++++ RECORDS TO PROCESS

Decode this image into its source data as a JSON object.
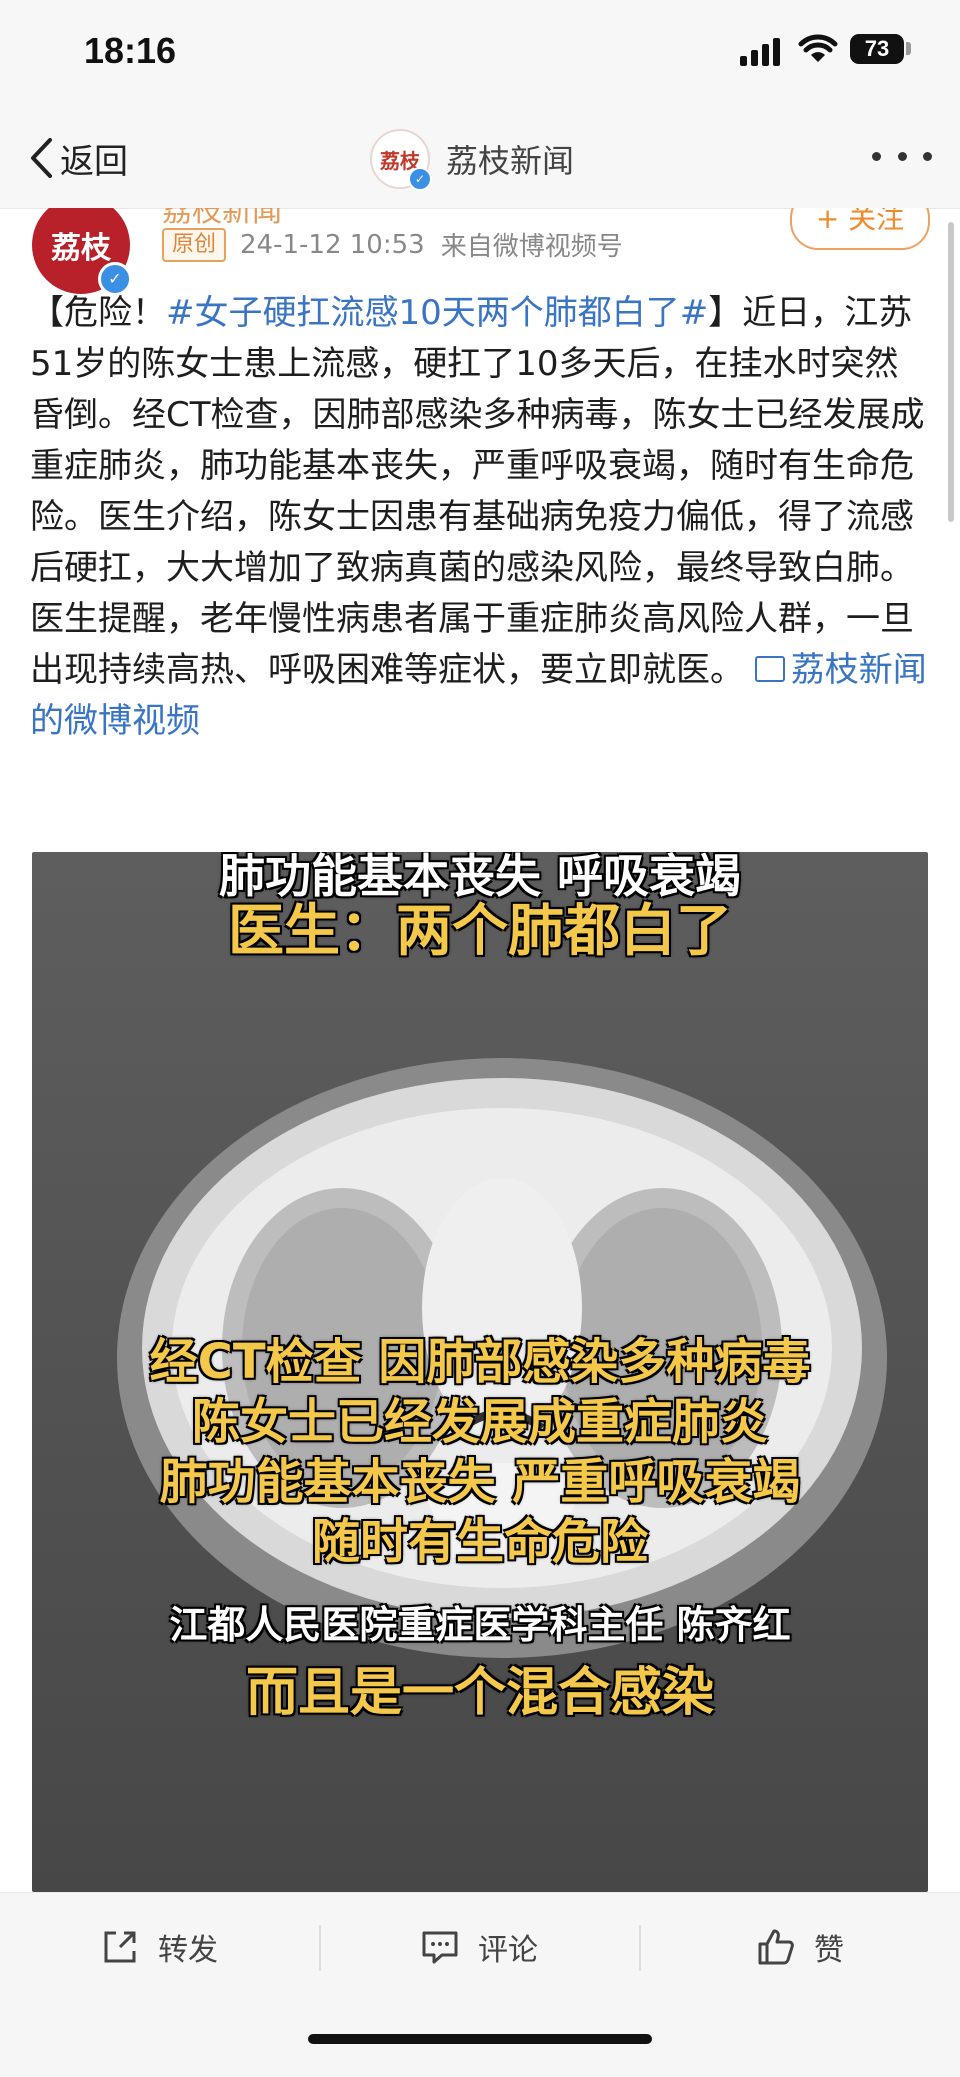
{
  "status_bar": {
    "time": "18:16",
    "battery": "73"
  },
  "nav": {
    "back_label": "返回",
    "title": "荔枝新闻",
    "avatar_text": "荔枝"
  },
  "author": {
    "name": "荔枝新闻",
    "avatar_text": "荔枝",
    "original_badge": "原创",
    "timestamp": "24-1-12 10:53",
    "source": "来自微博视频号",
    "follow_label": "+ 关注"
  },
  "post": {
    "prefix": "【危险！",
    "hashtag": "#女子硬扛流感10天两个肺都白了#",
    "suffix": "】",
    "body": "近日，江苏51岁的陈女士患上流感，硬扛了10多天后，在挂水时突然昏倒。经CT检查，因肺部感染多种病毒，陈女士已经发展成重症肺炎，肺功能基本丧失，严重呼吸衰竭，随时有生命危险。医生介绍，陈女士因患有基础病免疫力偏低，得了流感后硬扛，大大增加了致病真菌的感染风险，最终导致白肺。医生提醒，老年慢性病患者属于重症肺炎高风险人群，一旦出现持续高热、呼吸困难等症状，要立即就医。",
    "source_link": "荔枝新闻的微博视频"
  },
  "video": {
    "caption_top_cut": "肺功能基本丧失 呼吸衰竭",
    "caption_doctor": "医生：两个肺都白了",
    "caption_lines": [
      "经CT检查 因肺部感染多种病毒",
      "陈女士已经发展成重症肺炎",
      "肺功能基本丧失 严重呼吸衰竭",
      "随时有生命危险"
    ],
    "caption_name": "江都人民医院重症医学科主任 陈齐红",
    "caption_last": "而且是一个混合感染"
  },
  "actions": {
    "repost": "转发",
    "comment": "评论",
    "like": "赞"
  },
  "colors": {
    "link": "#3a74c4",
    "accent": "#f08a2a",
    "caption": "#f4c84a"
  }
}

++++++++

● **GOAL OF THE EXERCISE**:
Return all lines of the material above in which the word "陈女士已经发展成重症肺炎" occurs.

● **RESPONSE TO THIS TASK**:
    "body": "近日，江苏51岁的陈女士患上流感，硬扛了10多天后，在挂水时突然昏倒。经CT检查，因肺部感染多种病毒，陈女士已经发展成重症肺炎，肺功能基本丧失，严重呼吸衰竭，随时有生命危险。医生介绍，陈女士因患有基础病免疫力偏低，得了流感后硬扛，大大增加了致病真菌的感染风险，最终导致白肺。医生提醒，老年慢性病患者属于重症肺炎高风险人群，一旦出现持续高热、呼吸困难等症状，要立即就医。",
      "陈女士已经发展成重症肺炎",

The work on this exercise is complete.